6th Chief of Staff, Supreme Headquarters
- In office 31 December 1983 – 27 August 1985
- Head of State: Muhammadu Buhari
- Preceded by: Alex Ekwueme as civilian Vice President of Nigeria
- Succeeded by: Ebitu Ukiwe

Governor of Borno State
- In office July 1978 – October 1979
- Preceded by: Mustapha Amin
- Succeeded by: Mohammed Goni

Personal details
- Born: 14 September 1943 Ilorin, Northern Region, British Nigeria (now Ilorin, Kwara State, Nigeria)
- Died: 24 March 1999 (aged 55) Ilorin, Kwara, Nigeria
- Party: None (military)
- Spouse: Biodun Idiagbon
- Education: Nigerian Military School Pakistan Military Academy Nigerian Defence Academy Naval Postgraduate School

Military service
- Allegiance: Nigeria
- Branch/service: Nigerian Army
- Years of service: 1962–1985
- Rank: Major general
- Battles/wars: Nigerian Civil War

= Tunde Idiagbon =

De facto deputy head of state of Nigeria from 1983 to 1985

Babatunde "Tunde" Abdulbaki Idiagbon (14 September 1943 - 24 March 1999) was a Nigerian general who served as the 6th Chief of Staff, Supreme Headquarters (second-in-command) under military head of state General Muhammadu Buhari from 1983 to 1985.

He was also a prominent member of Nigeria's military governments between 1966 and 1979, serving as a military administrator of Borno State under General Olusegun Obasanjo's military government.

==Early life==
Idiagbon was born into the family of his father Hassan Dogo who is of Fulani ancestry and mother Ayisatu Iyabeji Hassan Idiagbon on 14 September 1943 in Ilorin, Kwara State. He attended United Primary School, Ilorin from 1950 to 1952 and Okesuna Senior Primary School, Ilorin, 1953–57. He received his secondary education at the Nigeria Military School between 1958 and 1962.

==Military career==
In 1962, Idiagbon joined the Nigerian Army by enrolling in the Nigerian Military Training College (NMTC). In February 1964, the college was renamed the Nigerian Defence Academy (NDA).
══════
*Written request 1*
Transcribe the passage of the Idiagbon biography that begins at the words "Military service" and stops after the words "1983 to 1985.".
*Written request 2*
Answer from the Idiagbon biography:
(a) Who succeeded Idiagbon as Governor of Borno State?
(b) In which years did Idiagbon receive his secondary education?
(c) What was the Nigerian Military Training College renamed in February 1964?
Rely solely on the Idiagbon biography.
══════
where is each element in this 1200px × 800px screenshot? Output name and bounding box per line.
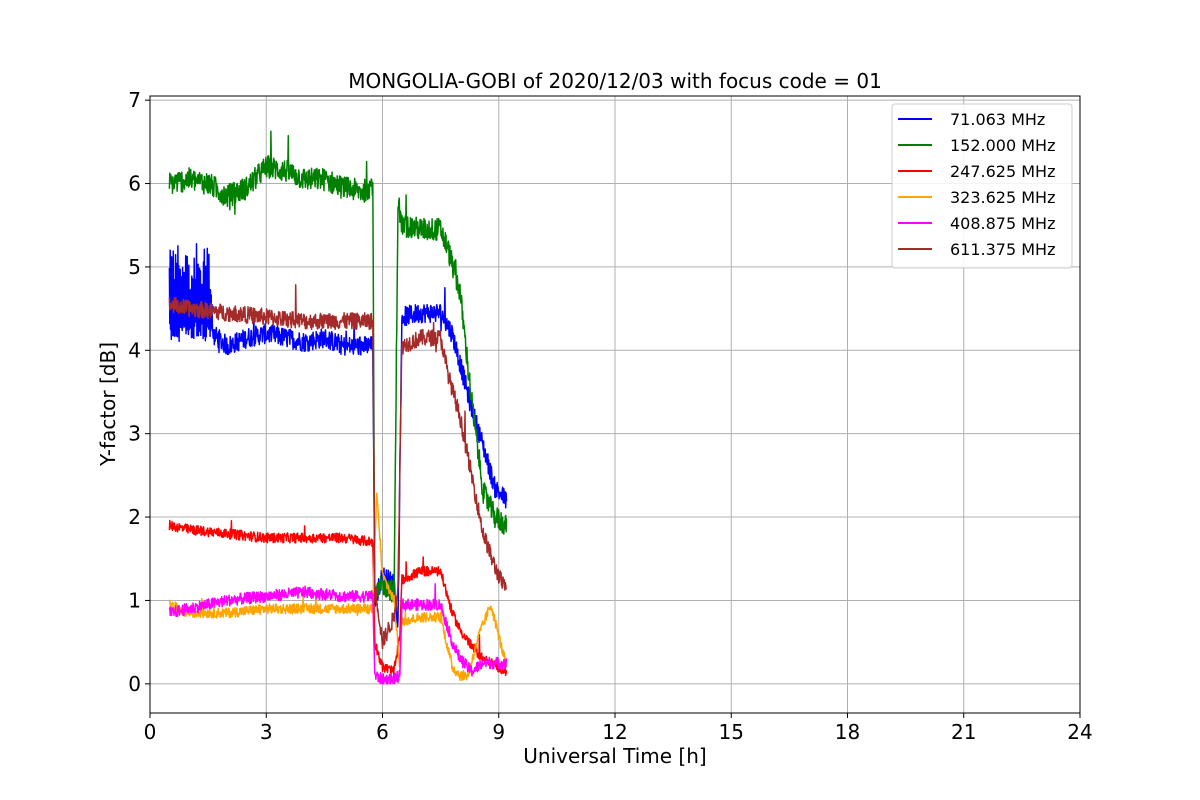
legend: 71.063 MHz 152.000 MHz 247.625 MHz 323.625 …	[891, 103, 1073, 269]
legend-entry: 611.375 MHz	[950, 240, 1055, 259]
x-tick-label: 21	[951, 720, 976, 744]
x-tick-label: 3	[260, 720, 273, 744]
legend-box	[891, 103, 1073, 269]
legend-entry: 71.063 MHz	[950, 110, 1045, 129]
legend-entry: 408.875 MHz	[950, 214, 1055, 233]
y-tick-label: 4	[128, 338, 141, 362]
x-tick-label: 12	[602, 720, 627, 744]
y-tick-label: 3	[128, 422, 141, 446]
x-tick-label: 15	[719, 720, 744, 744]
series-line-408_875-mhz	[168, 583, 508, 685]
x-tick-label: 24	[1067, 720, 1092, 744]
y-axis-label: Y-factor [dB]	[96, 342, 120, 467]
series-line-323_625-mhz	[168, 492, 508, 682]
series-line-611_375-mhz	[168, 284, 507, 650]
plot-lines	[168, 130, 508, 685]
x-tick-label: 6	[376, 720, 389, 744]
series-line-152_000-mhz	[168, 130, 508, 603]
x-tick-label: 18	[835, 720, 860, 744]
y-tick-label: 6	[128, 172, 141, 196]
x-tick-label: 9	[492, 720, 505, 744]
y-tick-label: 2	[128, 505, 141, 529]
legend-entry: 152.000 MHz	[950, 136, 1055, 155]
series-line-71_063-mhz	[168, 243, 508, 628]
y-tick-label: 7	[128, 88, 141, 112]
legend-entry: 323.625 MHz	[950, 188, 1055, 207]
x-axis-label: Universal Time [h]	[523, 744, 706, 768]
series-line-247_625-mhz	[168, 519, 508, 677]
chart-title: MONGOLIA-GOBI of 2020/12/03 with focus c…	[348, 69, 882, 93]
y-tick-label: 1	[128, 588, 141, 612]
legend-entry: 247.625 MHz	[950, 162, 1055, 181]
y-tick-label: 5	[128, 255, 141, 279]
y-tick-label: 0	[128, 672, 141, 696]
x-tick-label: 0	[144, 720, 157, 744]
══════
*Full output 1*
Military service
- Allegiance: Nigeria
- Branch/service: Nigerian Army
- Years of service: 1962–1985
- Rank: Major general
- Battles/wars: Nigerian Civil War

= Tunde Idiagbon =

De facto deputy head of state of Nigeria from 1983 to 1985

Babatunde "Tunde" Abdulbaki Idiagbon (14 September 1943 - 24 March 1999) was a Nigerian general who served as the 6th Chief of Staff, Supreme Headquarters (second-in-command) under military head of state General Muhammadu Buhari from 1983 to 1985.

*Full output 2*
(a) Mohammed Goni
(b) 1958 to 1962
(c) The Nigerian Defence Academy (NDA)